ENTRIES ::
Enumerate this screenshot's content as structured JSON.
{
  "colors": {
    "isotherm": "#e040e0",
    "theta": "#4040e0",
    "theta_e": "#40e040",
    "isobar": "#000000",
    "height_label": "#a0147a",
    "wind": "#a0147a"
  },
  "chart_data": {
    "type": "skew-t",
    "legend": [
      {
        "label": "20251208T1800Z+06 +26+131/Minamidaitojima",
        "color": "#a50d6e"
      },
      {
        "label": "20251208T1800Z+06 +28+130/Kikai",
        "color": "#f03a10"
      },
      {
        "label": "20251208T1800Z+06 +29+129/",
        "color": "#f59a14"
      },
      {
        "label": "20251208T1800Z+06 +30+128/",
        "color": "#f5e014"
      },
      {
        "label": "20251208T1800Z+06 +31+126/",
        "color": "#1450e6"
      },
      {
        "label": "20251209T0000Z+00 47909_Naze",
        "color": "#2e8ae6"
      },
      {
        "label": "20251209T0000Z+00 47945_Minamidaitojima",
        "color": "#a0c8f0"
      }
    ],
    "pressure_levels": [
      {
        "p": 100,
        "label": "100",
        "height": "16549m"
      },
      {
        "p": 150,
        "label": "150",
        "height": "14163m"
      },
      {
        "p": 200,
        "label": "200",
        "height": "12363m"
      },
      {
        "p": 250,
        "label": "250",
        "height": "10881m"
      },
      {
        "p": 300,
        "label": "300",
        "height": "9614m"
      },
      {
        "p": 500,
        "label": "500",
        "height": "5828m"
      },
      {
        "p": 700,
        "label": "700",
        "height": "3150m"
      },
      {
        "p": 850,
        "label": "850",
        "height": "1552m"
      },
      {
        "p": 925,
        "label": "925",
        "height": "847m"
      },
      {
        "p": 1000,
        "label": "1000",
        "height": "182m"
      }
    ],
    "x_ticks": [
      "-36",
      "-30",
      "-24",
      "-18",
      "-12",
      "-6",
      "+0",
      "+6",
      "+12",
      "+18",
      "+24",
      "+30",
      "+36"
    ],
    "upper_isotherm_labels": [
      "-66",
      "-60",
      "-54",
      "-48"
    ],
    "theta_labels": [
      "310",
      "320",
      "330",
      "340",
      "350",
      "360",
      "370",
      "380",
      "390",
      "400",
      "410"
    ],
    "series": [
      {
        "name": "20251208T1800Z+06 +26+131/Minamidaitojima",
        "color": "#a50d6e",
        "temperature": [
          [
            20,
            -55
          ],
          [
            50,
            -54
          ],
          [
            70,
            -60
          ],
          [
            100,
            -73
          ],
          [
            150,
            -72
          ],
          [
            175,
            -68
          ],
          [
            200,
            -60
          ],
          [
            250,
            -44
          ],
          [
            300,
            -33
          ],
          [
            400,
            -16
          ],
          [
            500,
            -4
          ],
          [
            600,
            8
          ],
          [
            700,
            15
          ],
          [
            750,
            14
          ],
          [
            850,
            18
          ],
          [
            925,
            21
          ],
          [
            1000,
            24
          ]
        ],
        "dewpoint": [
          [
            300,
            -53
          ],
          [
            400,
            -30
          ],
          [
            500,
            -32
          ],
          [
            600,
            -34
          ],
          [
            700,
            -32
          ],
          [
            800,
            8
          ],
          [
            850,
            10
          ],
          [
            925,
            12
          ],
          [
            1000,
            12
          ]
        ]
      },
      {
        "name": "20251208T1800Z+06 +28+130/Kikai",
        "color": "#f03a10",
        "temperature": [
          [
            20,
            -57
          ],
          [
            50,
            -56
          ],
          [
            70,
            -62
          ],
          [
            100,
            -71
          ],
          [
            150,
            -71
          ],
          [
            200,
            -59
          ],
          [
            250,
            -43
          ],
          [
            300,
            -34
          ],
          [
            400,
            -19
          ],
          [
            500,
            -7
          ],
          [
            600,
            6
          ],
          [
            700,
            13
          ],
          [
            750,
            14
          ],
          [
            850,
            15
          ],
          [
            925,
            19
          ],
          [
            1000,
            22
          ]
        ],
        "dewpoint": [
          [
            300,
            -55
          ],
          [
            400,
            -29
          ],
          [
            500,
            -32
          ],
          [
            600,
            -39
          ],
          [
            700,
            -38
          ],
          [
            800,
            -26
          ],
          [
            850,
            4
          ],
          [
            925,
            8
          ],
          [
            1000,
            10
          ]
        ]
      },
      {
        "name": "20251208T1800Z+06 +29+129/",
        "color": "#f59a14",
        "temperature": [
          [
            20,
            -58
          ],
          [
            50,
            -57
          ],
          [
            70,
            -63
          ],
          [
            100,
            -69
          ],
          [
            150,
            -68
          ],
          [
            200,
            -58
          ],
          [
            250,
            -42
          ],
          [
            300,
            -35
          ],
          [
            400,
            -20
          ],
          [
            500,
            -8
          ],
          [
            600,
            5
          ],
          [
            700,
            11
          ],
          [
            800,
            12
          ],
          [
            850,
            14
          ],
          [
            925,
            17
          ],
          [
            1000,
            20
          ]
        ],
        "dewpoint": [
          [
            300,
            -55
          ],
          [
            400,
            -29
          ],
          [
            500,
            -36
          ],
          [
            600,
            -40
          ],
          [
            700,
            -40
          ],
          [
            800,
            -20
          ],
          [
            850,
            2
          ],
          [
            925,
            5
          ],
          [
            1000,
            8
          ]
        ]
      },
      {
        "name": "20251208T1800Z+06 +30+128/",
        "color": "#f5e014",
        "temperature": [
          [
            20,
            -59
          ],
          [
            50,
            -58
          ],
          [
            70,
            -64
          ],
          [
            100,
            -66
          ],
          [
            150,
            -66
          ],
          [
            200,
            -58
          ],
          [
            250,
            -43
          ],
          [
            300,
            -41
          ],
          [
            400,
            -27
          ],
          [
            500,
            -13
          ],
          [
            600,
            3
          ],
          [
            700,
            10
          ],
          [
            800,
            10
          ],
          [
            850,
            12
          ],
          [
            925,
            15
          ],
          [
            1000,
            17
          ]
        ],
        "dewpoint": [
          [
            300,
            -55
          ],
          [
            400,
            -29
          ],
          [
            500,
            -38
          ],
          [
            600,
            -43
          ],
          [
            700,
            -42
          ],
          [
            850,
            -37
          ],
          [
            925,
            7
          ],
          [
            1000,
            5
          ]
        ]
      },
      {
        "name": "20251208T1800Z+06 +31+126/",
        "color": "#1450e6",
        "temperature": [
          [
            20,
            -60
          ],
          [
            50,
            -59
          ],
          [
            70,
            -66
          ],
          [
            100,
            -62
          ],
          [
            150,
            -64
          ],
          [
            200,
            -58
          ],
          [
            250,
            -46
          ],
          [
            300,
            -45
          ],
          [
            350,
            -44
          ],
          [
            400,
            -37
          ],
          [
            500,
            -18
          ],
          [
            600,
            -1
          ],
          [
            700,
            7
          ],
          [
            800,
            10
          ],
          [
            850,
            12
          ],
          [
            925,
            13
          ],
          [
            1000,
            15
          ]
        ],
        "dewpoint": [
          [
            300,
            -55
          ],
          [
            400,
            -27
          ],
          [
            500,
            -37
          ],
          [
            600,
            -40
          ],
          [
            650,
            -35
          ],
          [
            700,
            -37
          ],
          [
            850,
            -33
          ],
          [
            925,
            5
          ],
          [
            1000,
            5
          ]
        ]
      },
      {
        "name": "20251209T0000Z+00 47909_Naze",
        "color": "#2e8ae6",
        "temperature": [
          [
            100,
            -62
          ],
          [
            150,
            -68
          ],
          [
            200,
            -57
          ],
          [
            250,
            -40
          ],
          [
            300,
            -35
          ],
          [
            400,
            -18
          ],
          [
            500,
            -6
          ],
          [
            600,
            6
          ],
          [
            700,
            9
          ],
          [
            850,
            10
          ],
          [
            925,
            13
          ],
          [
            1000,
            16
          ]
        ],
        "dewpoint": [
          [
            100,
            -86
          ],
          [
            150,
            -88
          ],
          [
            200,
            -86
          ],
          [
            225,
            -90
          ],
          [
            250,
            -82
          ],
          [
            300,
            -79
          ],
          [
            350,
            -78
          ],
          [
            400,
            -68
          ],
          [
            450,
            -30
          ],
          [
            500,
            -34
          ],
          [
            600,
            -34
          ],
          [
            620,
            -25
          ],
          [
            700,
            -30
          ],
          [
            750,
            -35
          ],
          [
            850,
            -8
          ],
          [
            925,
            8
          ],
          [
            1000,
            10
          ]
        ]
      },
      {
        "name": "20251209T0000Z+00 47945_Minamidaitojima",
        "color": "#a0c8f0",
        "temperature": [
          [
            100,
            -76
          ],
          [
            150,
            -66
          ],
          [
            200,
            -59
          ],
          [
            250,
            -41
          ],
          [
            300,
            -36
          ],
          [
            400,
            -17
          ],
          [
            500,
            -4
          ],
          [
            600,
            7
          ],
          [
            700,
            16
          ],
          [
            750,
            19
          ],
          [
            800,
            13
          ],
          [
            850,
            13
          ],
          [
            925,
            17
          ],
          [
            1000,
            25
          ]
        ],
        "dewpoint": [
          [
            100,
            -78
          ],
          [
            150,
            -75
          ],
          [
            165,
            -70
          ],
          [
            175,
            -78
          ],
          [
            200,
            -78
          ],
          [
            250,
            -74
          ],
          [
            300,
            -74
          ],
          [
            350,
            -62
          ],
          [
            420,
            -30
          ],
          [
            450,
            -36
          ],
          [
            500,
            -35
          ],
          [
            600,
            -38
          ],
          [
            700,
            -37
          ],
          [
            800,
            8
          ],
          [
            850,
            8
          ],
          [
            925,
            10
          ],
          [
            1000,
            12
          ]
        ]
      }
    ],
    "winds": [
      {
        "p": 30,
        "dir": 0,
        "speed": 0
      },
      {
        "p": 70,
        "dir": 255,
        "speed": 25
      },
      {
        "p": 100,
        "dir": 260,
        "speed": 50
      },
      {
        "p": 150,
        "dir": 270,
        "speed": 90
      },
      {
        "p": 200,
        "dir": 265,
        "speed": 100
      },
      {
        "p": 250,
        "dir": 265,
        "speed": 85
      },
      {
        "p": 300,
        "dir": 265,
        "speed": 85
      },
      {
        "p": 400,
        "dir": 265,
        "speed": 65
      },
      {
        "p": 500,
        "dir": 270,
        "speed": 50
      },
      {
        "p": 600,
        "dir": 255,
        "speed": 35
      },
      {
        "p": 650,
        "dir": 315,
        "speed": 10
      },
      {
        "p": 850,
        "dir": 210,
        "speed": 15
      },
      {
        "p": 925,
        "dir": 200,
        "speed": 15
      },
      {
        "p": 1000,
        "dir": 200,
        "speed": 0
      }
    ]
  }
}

REQUEST :: Nothing but a number is needed here: how many lines hold the string "name"?

ANSWER BELOW :: 7